— Begin —

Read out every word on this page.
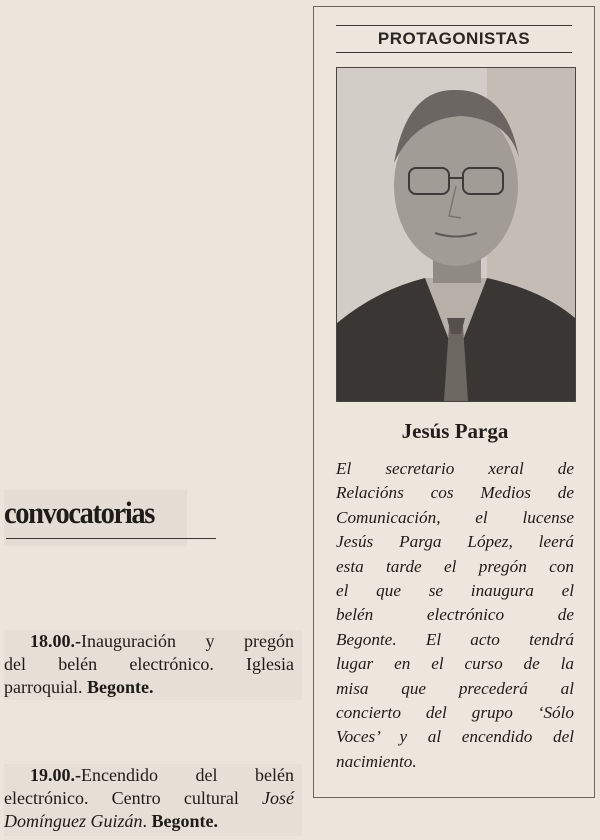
PROTAGONISTAS
Jesús Parga
El secretario xeral de
Relacións cos Medios de
Comunicación, el lucense
Jesús Parga López, leerá
esta tarde el pregón con
el que se inaugura el
belén electrónico de
Begonte. El acto tendrá
lugar en el curso de la
misa que precederá al
concierto del grupo ‘Sólo
Voces’ y al encendido del
nacimiento.
convocatorias
18.00.-Inauguración y pregón
del belén electrónico. Iglesia
parroquial. Begonte.
19.00.-Encendido del belén
electrónico. Centro cultural José
Domínguez Guizán. Begonte.
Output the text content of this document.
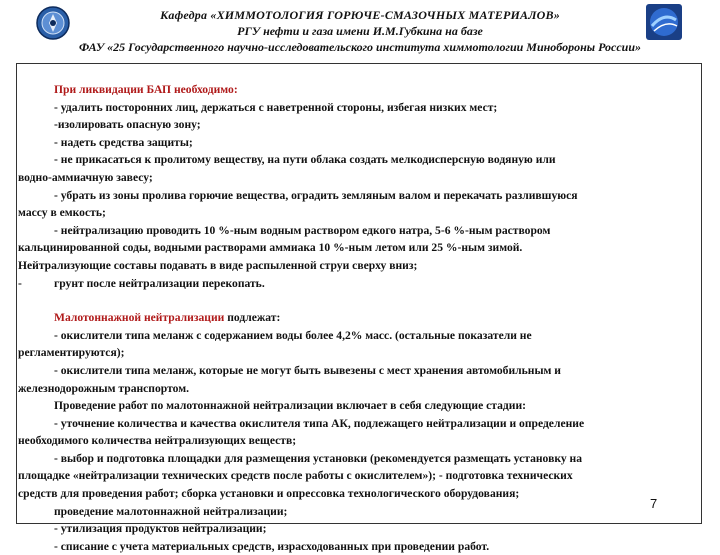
Кафедра «ХИММОТОЛОГИЯ ГОРЮЧЕ-СМАЗОЧНЫХ МАТЕРИАЛОВ»
РГУ нефти и газа имени И.М.Губкина на базе
ФАУ «25 Государственного научно-исследовательского института химмотологии Минобороны России»

При ликвидации БАП необходимо:

- удалить посторонних лиц, держаться с наветренной стороны, избегая низких мест;

-изолировать опасную зону;

- надеть средства защиты;

- не прикасаться к пролитому веществу, на пути облака создать мелкодисперсную водяную или

водно-аммиачную завесу;

- убрать из зоны пролива горючие вещества, оградить земляным валом и перекачать разлившуюся

массу в емкость;

- нейтрализацию проводить 10 %-ным водным раствором едкого натра, 5-6 %-ным раствором

кальцинированной соды, водными растворами аммиака 10 %-ным летом или 25 %-ным зимой.

Нейтрализующие составы подавать в виде распыленной струи сверху вниз;

-	грунт после нейтрализации перекопать.

Малотоннажной нейтрализации подлежат:

- окислители типа меланж с содержанием воды более 4,2% масс. (остальные показатели не

регламентируются);

- окислители типа меланж, которые не могут быть вывезены с мест хранения автомобильным и

железнодорожным транспортом.

Проведение работ по малотоннажной нейтрализации включает в себя следующие стадии:

- уточнение количества и качества окислителя типа АК, подлежащего нейтрализации и определение

необходимого количества нейтрализующих веществ;

- выбор и подготовка площадки для размещения установки (рекомендуется размещать установку на

площадке «нейтрализации технических средств после работы с окислителем»); - подготовка технических

средств для проведения работ; сборка установки и опрессовка технологического оборудования;

проведение малотоннажной нейтрализации;

- утилизация продуктов нейтрализации;

- списание с учета материальных средств, израсходованных при проведении работ.

7
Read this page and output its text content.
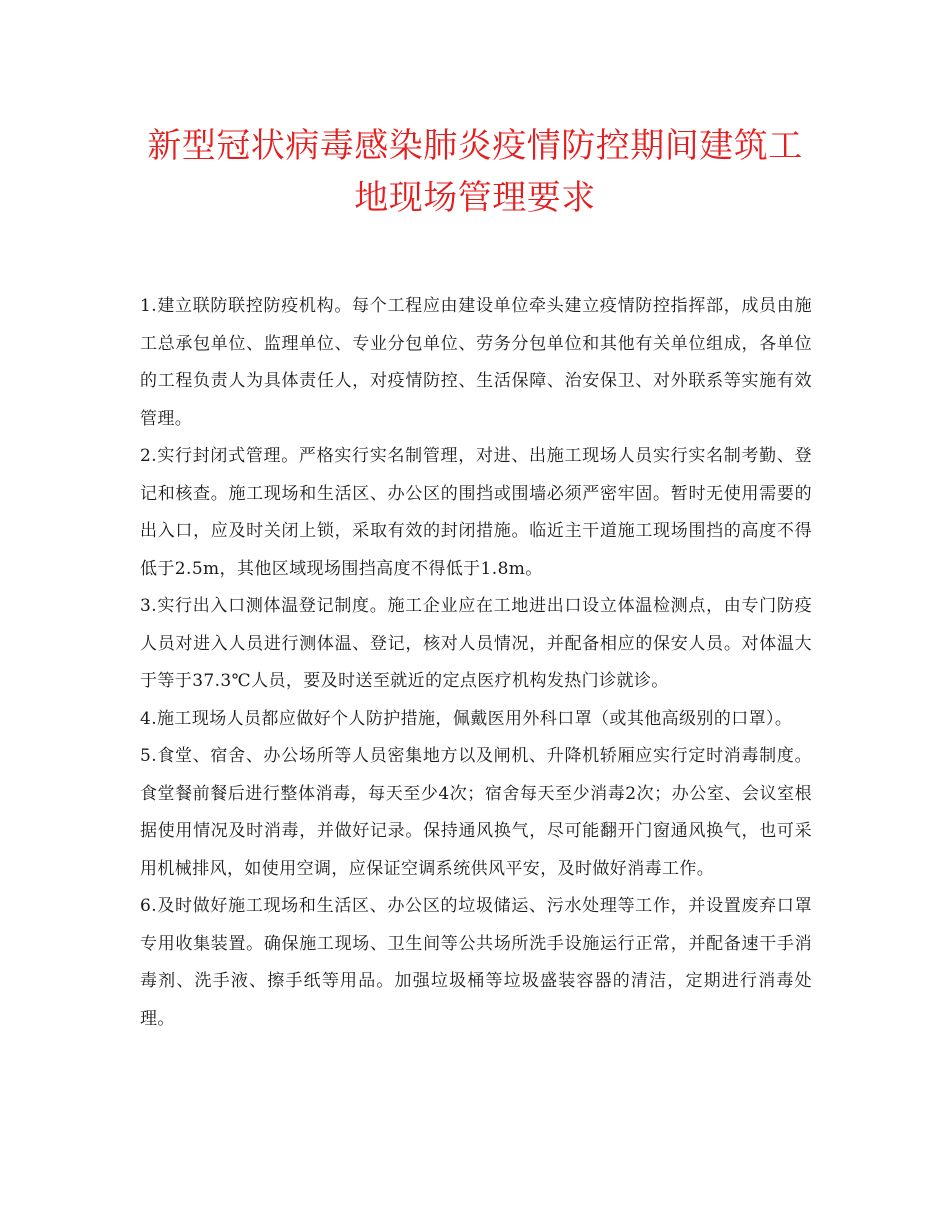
新型冠状病毒感染肺炎疫情防控期间建筑工地现场管理要求

1.建立联防联控防疫机构。每个工程应由建设单位牵头建立疫情防控指挥部，成员由施工总承包单位、监理单位、专业分包单位、劳务分包单位和其他有关单位组成，各单位的工程负责人为具体责任人，对疫情防控、生活保障、治安保卫、对外联系等实施有效管理。

2.实行封闭式管理。严格实行实名制管理，对进、出施工现场人员实行实名制考勤、登记和核查。施工现场和生活区、办公区的围挡或围墙必须严密牢固。暂时无使用需要的出入口，应及时关闭上锁，采取有效的封闭措施。临近主干道施工现场围挡的高度不得低于2.5m，其他区域现场围挡高度不得低于1.8m。

3.实行出入口测体温登记制度。施工企业应在工地进出口设立体温检测点，由专门防疫人员对进入人员进行测体温、登记，核对人员情况，并配备相应的保安人员。对体温大于等于37.3℃人员，要及时送至就近的定点医疗机构发热门诊就诊。

4.施工现场人员都应做好个人防护措施，佩戴医用外科口罩（或其他高级别的口罩）。

5.食堂、宿舍、办公场所等人员密集地方以及闸机、升降机轿厢应实行定时消毒制度。食堂餐前餐后进行整体消毒，每天至少4次；宿舍每天至少消毒2次；办公室、会议室根据使用情况及时消毒，并做好记录。保持通风换气，尽可能翻开门窗通风换气，也可采用机械排风，如使用空调，应保证空调系统供风平安，及时做好消毒工作。

6.及时做好施工现场和生活区、办公区的垃圾储运、污水处理等工作，并设置废弃口罩专用收集装置。确保施工现场、卫生间等公共场所洗手设施运行正常，并配备速干手消毒剂、洗手液、擦手纸等用品。加强垃圾桶等垃圾盛装容器的清洁，定期进行消毒处理。
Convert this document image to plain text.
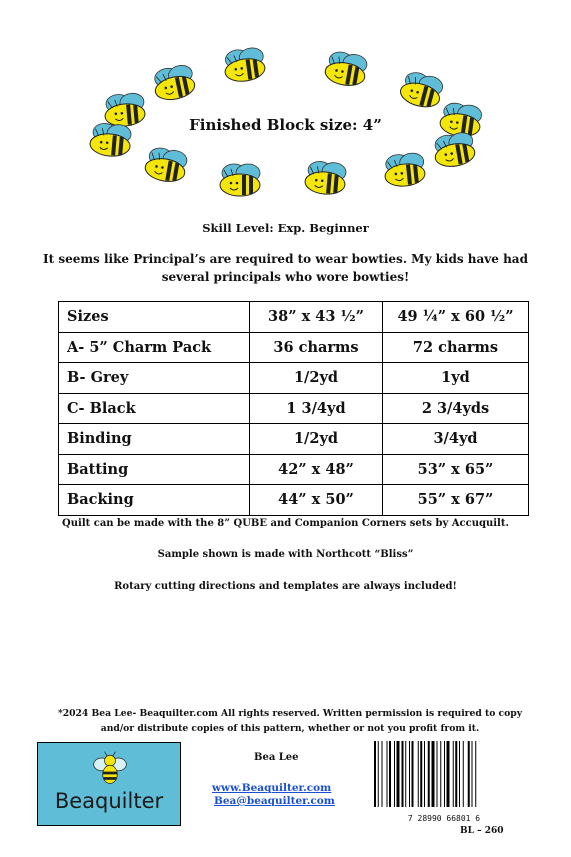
Finished Block size: 4”
Skill Level: Exp. Beginner
It seems like Principal’s are required to wear bowties. My kids have had several principals who wore bowties!
Sizes	38” x 43 ½”	49 ¼” x 60 ½”
A- 5” Charm Pack	36 charms	72 charms
B- Grey	1/2yd	1yd
C- Black	1 3/4yd	2 3/4yds
Binding	1/2yd	3/4yd
Batting	42” x 48”	53” x 65”
Backing	44” x 50”	55” x 67”
Quilt can be made with the 8” QUBE and Companion Corners sets by Accuquilt.
Sample shown is made with Northcott “Bliss”
Rotary cutting directions and templates are always included!
*2024 Bea Lee- Beaquilter.com All rights reserved. Written permission is required to copy and/or distribute copies of this pattern, whether or not you profit from it.
Beaquilter
Bea Lee
www.Beaquilter.com
Bea@beaquilter.com
7 28990 66801 6
BL – 260
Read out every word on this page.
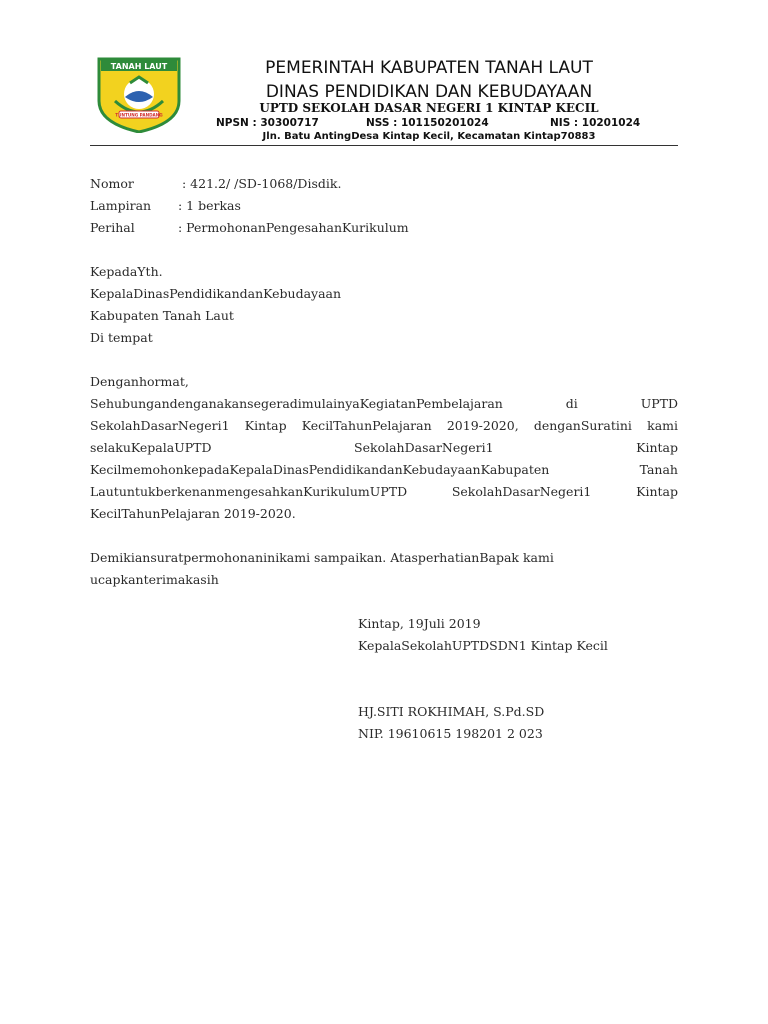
TANAH LAUT
TUNTUNG PANDANG
PEMERINTAH KABUPATEN TANAH LAUT
DINAS PENDIDIKAN DAN KEBUDAYAAN
UPTD SEKOLAH DASAR NEGERI 1 KINTAP KECIL
NPSN : 30300717	NSS : 101150201024	NIS : 10201024
Jln. Batu AntingDesa Kintap Kecil, Kecamatan Kintap70883
Nomor	: 421.2/ /SD-1068/Disdik.
Lampiran	: 1 berkas
Perihal	: PermohonanPengesahanKurikulum
KepadaYth.
KepalaDinasPendidikandanKebudayaan
Kabupaten Tanah Laut
Di tempat
Denganhormat,
SehubungandenganakansegeradimulainyaKegiatanPembelajaran di UPTD
SekolahDasarNegeri1 Kintap KecilTahunPelajaran 2019-2020, denganSuratini kami
selakuKepalaUPTD SekolahDasarNegeri1 Kintap
KecilmemohonkepadaKepalaDinasPendidikandanKebudayaanKabupaten Tanah
LautuntukberkenanmengesahkanKurikulumUPTD SekolahDasarNegeri1 Kintap
KecilTahunPelajaran 2019-2020.
Demikiansuratpermohonaninikami sampaikan. AtasperhatianBapak kami
ucapkanterimakasih
Kintap, 19Juli 2019
KepalaSekolahUPTDSDN1 Kintap Kecil
HJ.SITI ROKHIMAH, S.Pd.SD
NIP. 19610615 198201 2 023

— End —

Find each line holding the string "KecilTahunPelajaran" and copy it out.

SekolahDasarNegeri1 Kintap KecilTahunPelajaran 2019-2020, denganSuratini kami
KecilTahunPelajaran 2019-2020.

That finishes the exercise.